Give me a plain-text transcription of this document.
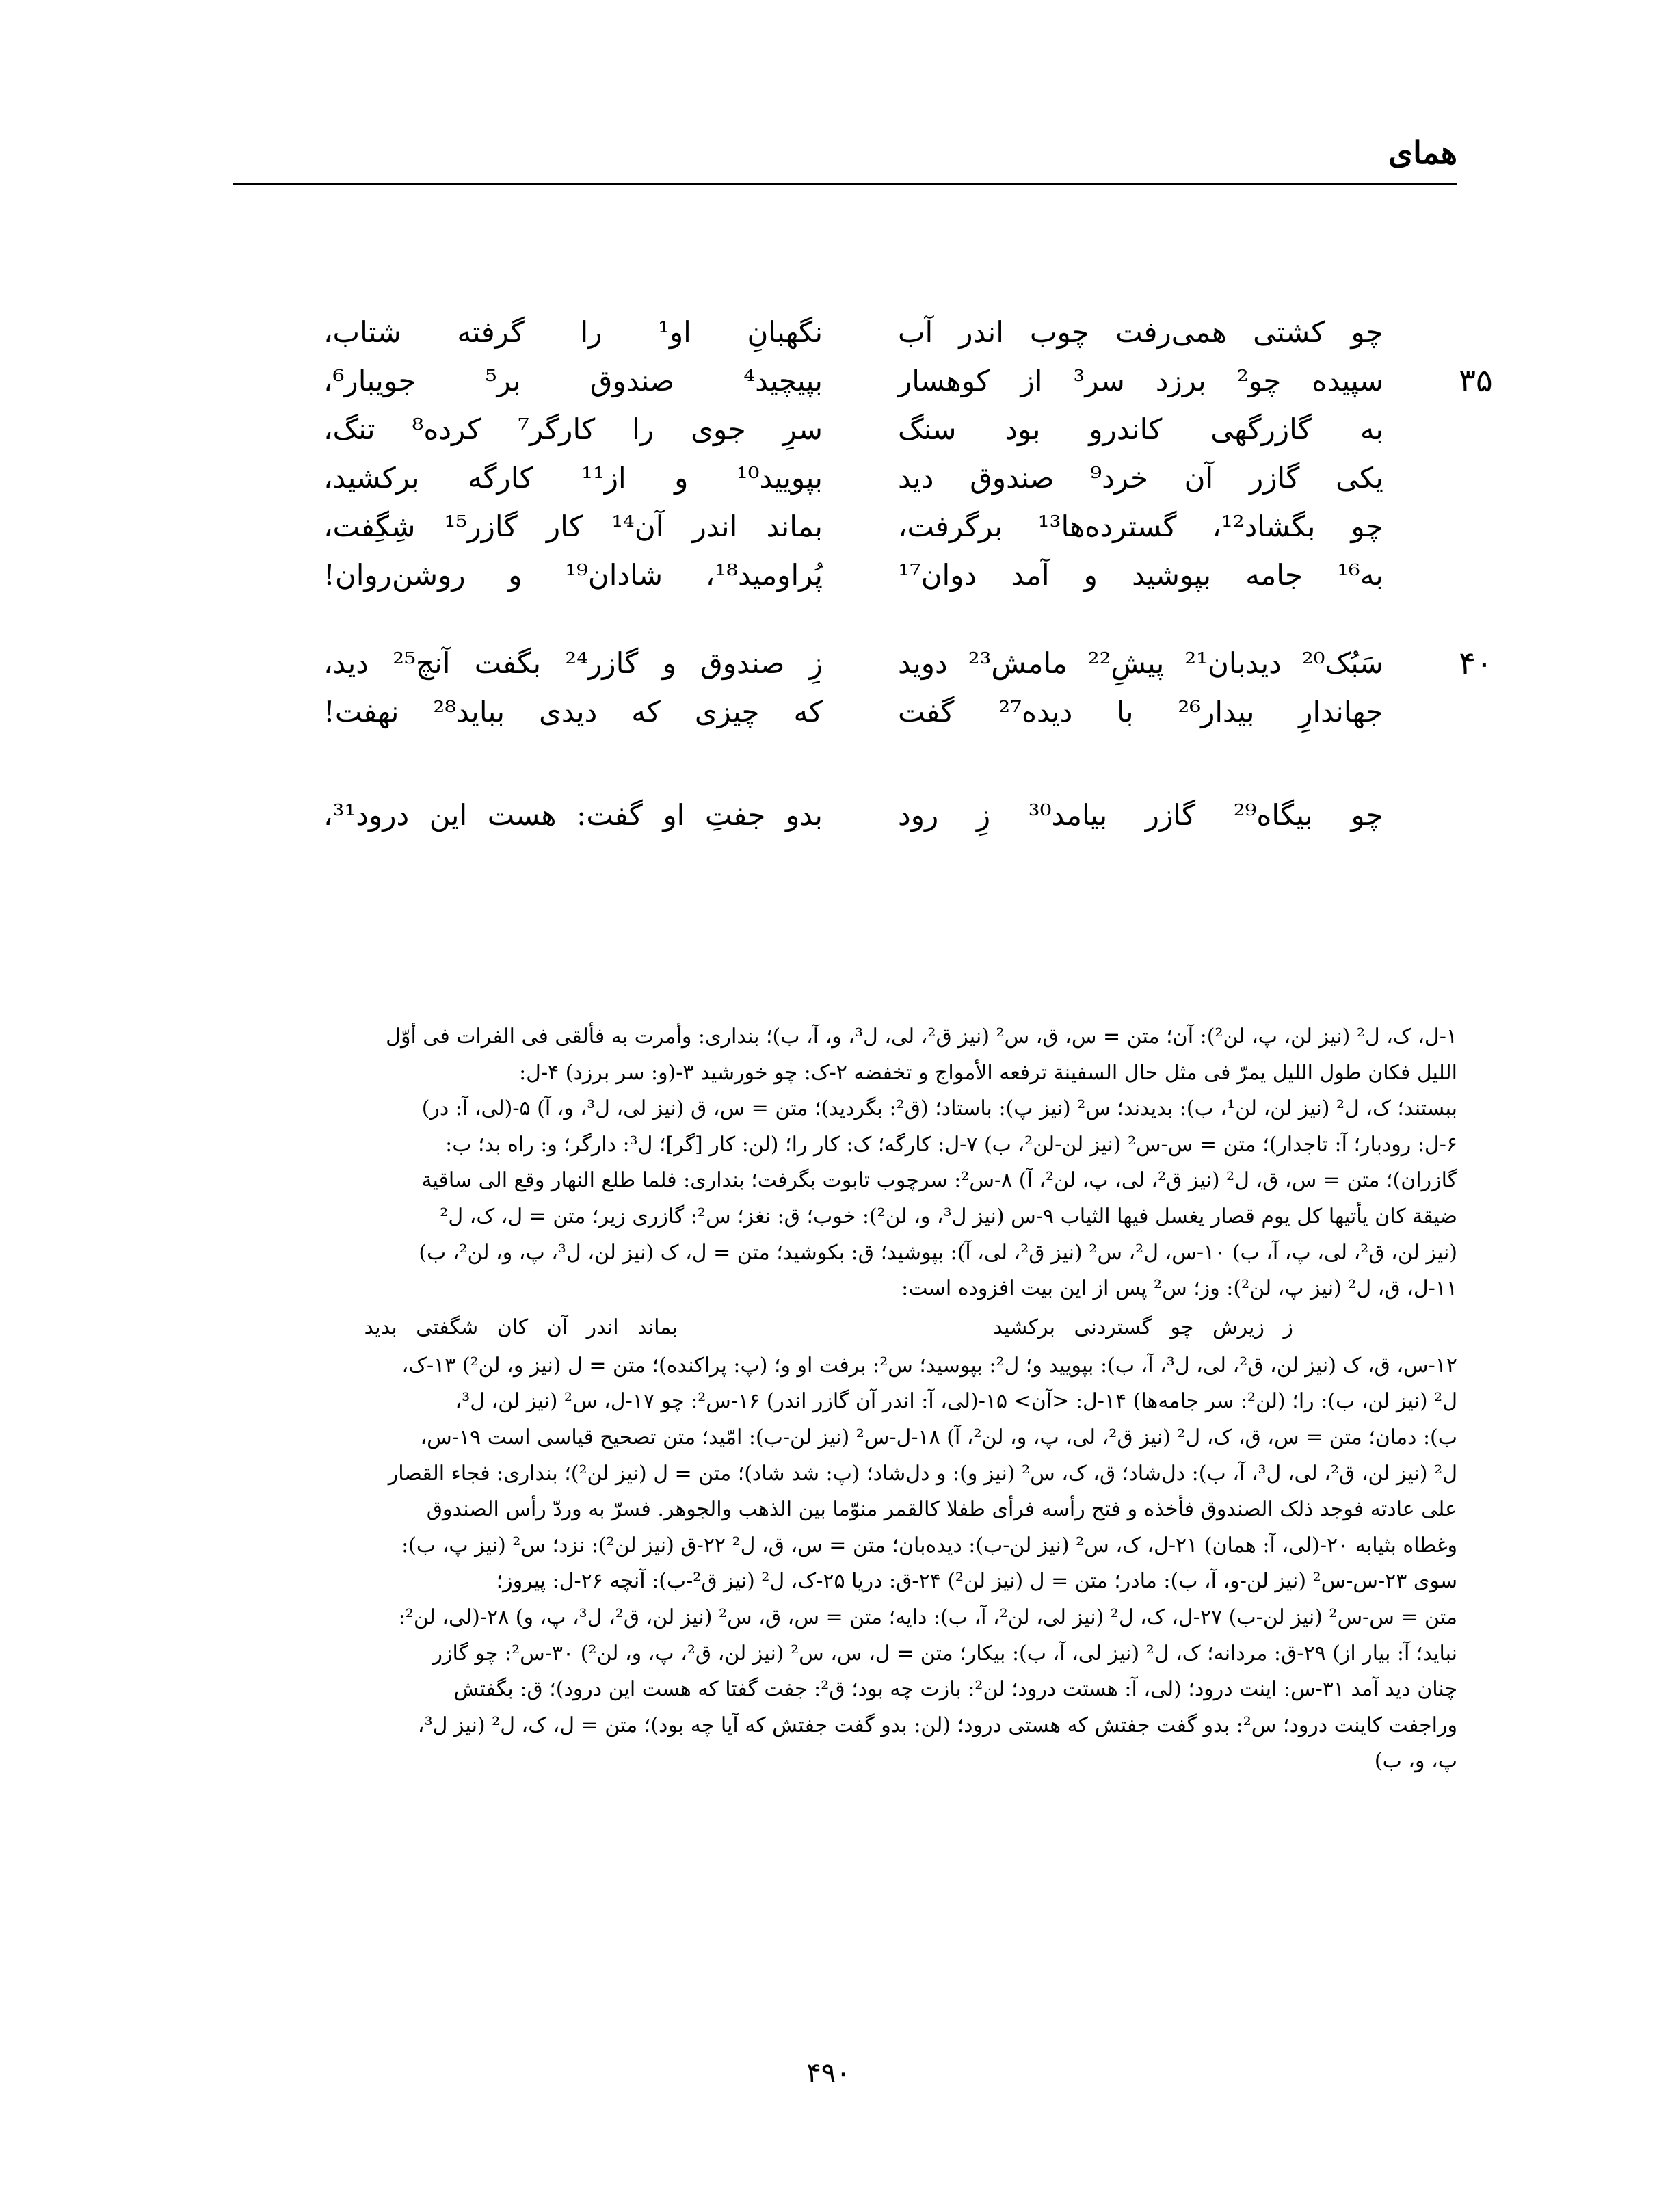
همای
چو کشتی همی‌رفت چوب اندر آب
نگهبانِ او¹ را گرفته شتاب،
۳۵
سپیده چو² برزد سر³ از کوهسار
بپیچید⁴ صندوق بر⁵ جویبار⁶،
به گازرگهی کاندرو بود سنگ
سرِ جوی را کارگر⁷ کرده⁸ تنگ،
یکی گازر آن خرد⁹ صندوق دید
بپویید¹⁰ و از¹¹ کارگه برکشید،
چو بگشاد¹²، گسترده‌ها¹³ برگرفت،
بماند اندر آن¹⁴ کار گازر¹⁵ شِگِفت،
به¹⁶ جامه بپوشید و آمد دوان¹⁷
پُراومید¹⁸، شادان¹⁹ و روشن‌روان!
۴۰
سَبُک²⁰ دیدبان²¹ پیشِ²² مامش²³ دوید
زِ صندوق و گازر²⁴ بگفت آنچ²⁵ دید،
جهاندارِ بیدار²⁶ با دیده²⁷ گفت
که چیزی که دیدی بباید²⁸ نهفت!
چو بیگاه²⁹ گازر بیامد³⁰ زِ رود
بدو جفتِ او گفت: هست این درود³¹،
۱-ل، ک، ل² (نیز لن، پ، لن²): آن؛ متن = س، ق، س² (نیز ق²، لی، ل³، و، آ، ب)؛ بنداری: وأمرت به فألقی فی الفرات فی أوّل
اللیل فکان طول اللیل یمرّ فی مثل حال السفینة ترفعه الأمواج و تخفضه ۲-ک: چو خورشید ۳-(و: سر برزد) ۴-ل:
ببستند؛ ک، ل² (نیز لن، لن¹، ب): بدیدند؛ س² (نیز پ): باستاد؛ (ق²: بگردید)؛ متن = س، ق (نیز لی، ل³، و، آ) ۵-(لی، آ: در)
۶-ل: رودبار؛ آ: تاجدار)؛ متن = س-س² (نیز لن-لن²، ب) ۷-ل: کارگه؛ ک: کار را؛ (لن: کار [گر]؛ ل³: دارگر؛ و: راه بد؛ ب:
گازران)؛ متن = س، ق، ل² (نیز ق²، لی، پ، لن²، آ) ۸-س²: سرچوب تابوت بگرفت؛ بنداری: فلما طلع النهار وقع الی ساقیة
ضیقة کان یأتیها کل یوم قصار یغسل فیها الثیاب ۹-س (نیز ل³، و، لن²): خوب؛ ق: نغز؛ س²: گازری زیر؛ متن = ل، ک، ل²
(نیز لن، ق²، لی، پ، آ، ب) ۱۰-س، ل²، س² (نیز ق²، لی، آ): بپوشید؛ ق: بکوشید؛ متن = ل، ک (نیز لن، ل³، پ، و، لن²، ب)
۱۱-ل، ق، ل² (نیز پ، لن²): وز؛ س² پس از این بیت افزوده است:
ز زیرش چو گستردنی برکشید
بماند اندر آن کان شگفتی بدید
۱۲-س، ق، ک (نیز لن، ق²، لی، ل³، آ، ب): بپویید و؛ ل²: بپوسید؛ س²: برفت او و؛ (پ: پراکنده)؛ متن = ل (نیز و، لن²) ۱۳-ک،
ل² (نیز لن، ب): را؛ (لن²: سر جامه‌ها) ۱۴-ل: <آن> ۱۵-(لی، آ: اندر آن گازر اندر) ۱۶-س²: چو ۱۷-ل، س² (نیز لن، ل³،
ب): دمان؛ متن = س، ق، ک، ل² (نیز ق²، لی، پ، و، لن²، آ) ۱۸-ل-س² (نیز لن-ب): امّید؛ متن تصحیح قیاسی است ۱۹-س،
ل² (نیز لن، ق²، لی، ل³، آ، ب): دل‌شاد؛ ق، ک، س² (نیز و): و دل‌شاد؛ (پ: شد شاد)؛ متن = ل (نیز لن²)؛ بنداری: فجاء القصار
علی عادته فوجد ذلک الصندوق فأخذه و فتح رأسه فرأی طفلا کالقمر منوّما بین الذهب والجوهر. فسرّ به وردّ رأس الصندوق
وغطاه بثیابه ۲۰-(لی، آ: همان) ۲۱-ل، ک، س² (نیز لن-ب): دیده‌بان؛ متن = س، ق، ل² ۲۲-ق (نیز لن²): نزد؛ س² (نیز پ، ب):
سوی ۲۳-س-س² (نیز لن-و، آ، ب): مادر؛ متن = ل (نیز لن²) ۲۴-ق: دریا ۲۵-ک، ل² (نیز ق²-ب): آنچه ۲۶-ل: پیروز؛
متن = س-س² (نیز لن-ب) ۲۷-ل، ک، ل² (نیز لی، لن²، آ، ب): دایه؛ متن = س، ق، س² (نیز لن، ق²، ل³، پ، و) ۲۸-(لی، لن²:
نباید؛ آ: بیار از) ۲۹-ق: مردانه؛ ک، ل² (نیز لی، آ، ب): بیکار؛ متن = ل، س، س² (نیز لن، ق²، پ، و، لن²) ۳۰-س²: چو گازر
چنان دید آمد ۳۱-س: اینت درود؛ (لی، آ: هستت درود؛ لن²: بازت چه بود؛ ق²: جفت گفتا که هست این درود)؛ ق: بگفتش
وراجفت کاینت درود؛ س²: بدو گفت جفتش که هستی درود؛ (لن: بدو گفت جفتش که آیا چه بود)؛ متن = ل، ک، ل² (نیز ل³،
پ، و، ب)
۴۹۰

==============================

• _Task goal_:
Return from the data every line that holds "بنداری".

• _Output of the exercise_:
۱-ل، ک، ل² (نیز لن، پ، لن²): آن؛ متن = س، ق، س² (نیز ق²، لی، ل³، و، آ، ب)؛ بنداری: وأمرت به فألقی فی الفرات فی أوّل
گازران)؛ متن = س، ق، ل² (نیز ق²، لی، پ، لن²، آ) ۸-س²: سرچوب تابوت بگرفت؛ بنداری: فلما طلع النهار وقع الی ساقیة
ل² (نیز لن، ق²، لی، ل³، آ، ب): دل‌شاد؛ ق، ک، س² (نیز و): و دل‌شاد؛ (پ: شد شاد)؛ متن = ل (نیز لن²)؛ بنداری: فجاء القصار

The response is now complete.